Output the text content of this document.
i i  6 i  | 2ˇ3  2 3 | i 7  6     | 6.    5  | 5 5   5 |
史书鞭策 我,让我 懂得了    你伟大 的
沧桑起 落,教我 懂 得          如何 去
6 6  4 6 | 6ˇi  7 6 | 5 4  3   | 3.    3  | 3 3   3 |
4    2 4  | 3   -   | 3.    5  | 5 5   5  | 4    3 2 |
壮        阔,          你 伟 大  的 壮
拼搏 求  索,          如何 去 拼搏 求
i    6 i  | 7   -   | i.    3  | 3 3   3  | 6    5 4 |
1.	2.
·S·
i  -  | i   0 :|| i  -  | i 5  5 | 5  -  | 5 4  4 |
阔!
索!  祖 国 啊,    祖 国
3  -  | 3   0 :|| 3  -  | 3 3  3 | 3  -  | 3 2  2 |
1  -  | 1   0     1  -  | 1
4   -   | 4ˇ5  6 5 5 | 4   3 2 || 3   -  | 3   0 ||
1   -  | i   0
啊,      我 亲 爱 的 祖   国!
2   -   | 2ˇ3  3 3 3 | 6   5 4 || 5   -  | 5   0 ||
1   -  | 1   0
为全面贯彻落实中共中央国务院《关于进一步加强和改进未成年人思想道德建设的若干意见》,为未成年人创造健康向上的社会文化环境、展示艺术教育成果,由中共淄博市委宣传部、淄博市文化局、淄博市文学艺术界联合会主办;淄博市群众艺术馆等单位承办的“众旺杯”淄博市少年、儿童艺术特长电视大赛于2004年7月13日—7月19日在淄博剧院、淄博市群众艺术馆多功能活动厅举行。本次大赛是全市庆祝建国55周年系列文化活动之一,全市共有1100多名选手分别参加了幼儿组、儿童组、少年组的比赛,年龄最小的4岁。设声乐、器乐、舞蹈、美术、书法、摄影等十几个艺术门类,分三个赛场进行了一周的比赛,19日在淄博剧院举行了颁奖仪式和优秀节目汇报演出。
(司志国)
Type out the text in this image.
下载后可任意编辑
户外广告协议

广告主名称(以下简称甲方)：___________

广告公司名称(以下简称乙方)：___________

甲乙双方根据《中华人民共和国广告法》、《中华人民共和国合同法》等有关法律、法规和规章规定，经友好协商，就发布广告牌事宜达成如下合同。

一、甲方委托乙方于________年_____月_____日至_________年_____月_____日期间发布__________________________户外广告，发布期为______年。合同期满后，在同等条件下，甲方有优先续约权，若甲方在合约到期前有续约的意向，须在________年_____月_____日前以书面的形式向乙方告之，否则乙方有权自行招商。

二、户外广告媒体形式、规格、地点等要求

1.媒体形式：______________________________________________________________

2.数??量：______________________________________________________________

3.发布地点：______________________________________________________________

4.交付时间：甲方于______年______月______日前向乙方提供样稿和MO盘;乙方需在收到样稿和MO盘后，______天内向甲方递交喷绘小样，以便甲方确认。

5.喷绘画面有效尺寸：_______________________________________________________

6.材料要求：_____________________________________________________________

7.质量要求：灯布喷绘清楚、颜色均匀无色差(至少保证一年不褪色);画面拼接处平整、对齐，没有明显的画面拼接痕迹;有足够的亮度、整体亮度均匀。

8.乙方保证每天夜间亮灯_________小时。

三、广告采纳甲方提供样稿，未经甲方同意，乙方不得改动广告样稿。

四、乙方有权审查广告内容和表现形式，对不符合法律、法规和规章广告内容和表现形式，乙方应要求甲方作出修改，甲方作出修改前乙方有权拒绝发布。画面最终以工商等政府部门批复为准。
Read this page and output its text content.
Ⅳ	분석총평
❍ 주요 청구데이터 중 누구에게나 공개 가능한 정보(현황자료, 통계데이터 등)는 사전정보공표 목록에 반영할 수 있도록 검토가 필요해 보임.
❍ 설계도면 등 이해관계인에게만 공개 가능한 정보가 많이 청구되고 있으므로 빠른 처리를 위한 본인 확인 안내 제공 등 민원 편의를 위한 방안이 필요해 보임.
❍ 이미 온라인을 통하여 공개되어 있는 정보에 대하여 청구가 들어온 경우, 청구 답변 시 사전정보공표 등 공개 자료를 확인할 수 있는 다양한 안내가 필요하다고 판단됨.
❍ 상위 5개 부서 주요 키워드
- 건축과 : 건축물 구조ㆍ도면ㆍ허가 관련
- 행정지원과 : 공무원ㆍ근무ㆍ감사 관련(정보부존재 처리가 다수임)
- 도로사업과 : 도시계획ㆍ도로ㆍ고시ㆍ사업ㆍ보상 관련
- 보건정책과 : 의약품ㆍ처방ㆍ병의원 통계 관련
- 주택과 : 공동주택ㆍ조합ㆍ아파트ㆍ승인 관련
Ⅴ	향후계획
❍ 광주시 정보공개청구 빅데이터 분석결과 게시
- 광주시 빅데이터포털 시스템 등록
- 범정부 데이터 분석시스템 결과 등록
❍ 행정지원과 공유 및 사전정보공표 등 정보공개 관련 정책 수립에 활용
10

#####

Make an exact copy of the listing, including every line.

Output the text content of this document.
i i  6 i  | 2ˇ3  2 3 | i 7  6     | 6.    5  | 5 5   5 |
史书鞭策 我,让我 懂得了    你伟大 的
沧桑起 落,教我 懂 得          如何 去
6 6  4 6 | 6ˇi  7 6 | 5 4  3   | 3.    3  | 3 3   3 |
4    2 4  | 3   -   | 3.    5  | 5 5   5  | 4    3 2 |
壮        阔,          你 伟 大  的 壮
拼搏 求  索,          如何 去 拼搏 求
i    6 i  | 7   -   | i.    3  | 3 3   3  | 6    5 4 |
1.	2.
·S·
i  -  | i   0 :|| i  -  | i 5  5 | 5  -  | 5 4  4 |
阔!
索!  祖 国 啊,    祖 国
3  -  | 3   0 :|| 3  -  | 3 3  3 | 3  -  | 3 2  2 |
1  -  | 1   0     1  -  | 1
4   -   | 4ˇ5  6 5 5 | 4   3 2 || 3   -  | 3   0 ||
1   -  | i   0
啊,      我 亲 爱 的 祖   国!
2   -   | 2ˇ3  3 3 3 | 6   5 4 || 5   -  | 5   0 ||
1   -  | 1   0
为全面贯彻落实中共中央国务院《关于进一步加强和改进未成年人思想道德建设的若干意见》,为未成年人创造健康向上的社会文化环境、展示艺术教育成果,由中共淄博市委宣传部、淄博市文化局、淄博市文学艺术界联合会主办;淄博市群众艺术馆等单位承办的“众旺杯”淄博市少年、儿童艺术特长电视大赛于2004年7月13日—7月19日在淄博剧院、淄博市群众艺术馆多功能活动厅举行。本次大赛是全市庆祝建国55周年系列文化活动之一,全市共有1100多名选手分别参加了幼儿组、儿童组、少年组的比赛,年龄最小的4岁。设声乐、器乐、舞蹈、美术、书法、摄影等十几个艺术门类,分三个赛场进行了一周的比赛,19日在淄博剧院举行了颁奖仪式和优秀节目汇报演出。
(司志国)
Type out the text in this image.
下载后可任意编辑
户外广告协议

广告主名称(以下简称甲方)：___________

广告公司名称(以下简称乙方)：___________

甲乙双方根据《中华人民共和国广告法》、《中华人民共和国合同法》等有关法律、法规和规章规定，经友好协商，就发布广告牌事宜达成如下合同。

一、甲方委托乙方于________年_____月_____日至_________年_____月_____日期间发布__________________________户外广告，发布期为______年。合同期满后，在同等条件下，甲方有优先续约权，若甲方在合约到期前有续约的意向，须在________年_____月_____日前以书面的形式向乙方告之，否则乙方有权自行招商。

二、户外广告媒体形式、规格、地点等要求

1.媒体形式：______________________________________________________________

2.数??量：______________________________________________________________

3.发布地点：______________________________________________________________

4.交付时间：甲方于______年______月______日前向乙方提供样稿和MO盘;乙方需在收到样稿和MO盘后，______天内向甲方递交喷绘小样，以便甲方确认。

5.喷绘画面有效尺寸：_______________________________________________________

6.材料要求：_____________________________________________________________

7.质量要求：灯布喷绘清楚、颜色均匀无色差(至少保证一年不褪色);画面拼接处平整、对齐，没有明显的画面拼接痕迹;有足够的亮度、整体亮度均匀。

8.乙方保证每天夜间亮灯_________小时。

三、广告采纳甲方提供样稿，未经甲方同意，乙方不得改动广告样稿。

四、乙方有权审查广告内容和表现形式，对不符合法律、法规和规章广告内容和表现形式，乙方应要求甲方作出修改，甲方作出修改前乙方有权拒绝发布。画面最终以工商等政府部门批复为准。
Read this page and output its text content.
Ⅳ	분석총평
❍ 주요 청구데이터 중 누구에게나 공개 가능한 정보(현황자료, 통계데이터 등)는 사전정보공표 목록에 반영할 수 있도록 검토가 필요해 보임.
❍ 설계도면 등 이해관계인에게만 공개 가능한 정보가 많이 청구되고 있으므로 빠른 처리를 위한 본인 확인 안내 제공 등 민원 편의를 위한 방안이 필요해 보임.
❍ 이미 온라인을 통하여 공개되어 있는 정보에 대하여 청구가 들어온 경우, 청구 답변 시 사전정보공표 등 공개 자료를 확인할 수 있는 다양한 안내가 필요하다고 판단됨.
❍ 상위 5개 부서 주요 키워드
- 건축과 : 건축물 구조ㆍ도면ㆍ허가 관련
- 행정지원과 : 공무원ㆍ근무ㆍ감사 관련(정보부존재 처리가 다수임)
- 도로사업과 : 도시계획ㆍ도로ㆍ고시ㆍ사업ㆍ보상 관련
- 보건정책과 : 의약품ㆍ처방ㆍ병의원 통계 관련
- 주택과 : 공동주택ㆍ조합ㆍ아파트ㆍ승인 관련
Ⅴ	향후계획
❍ 광주시 정보공개청구 빅데이터 분석결과 게시
- 광주시 빅데이터포털 시스템 등록
- 범정부 데이터 분석시스템 결과 등록
❍ 행정지원과 공유 및 사전정보공표 등 정보공개 관련 정책 수립에 활용
10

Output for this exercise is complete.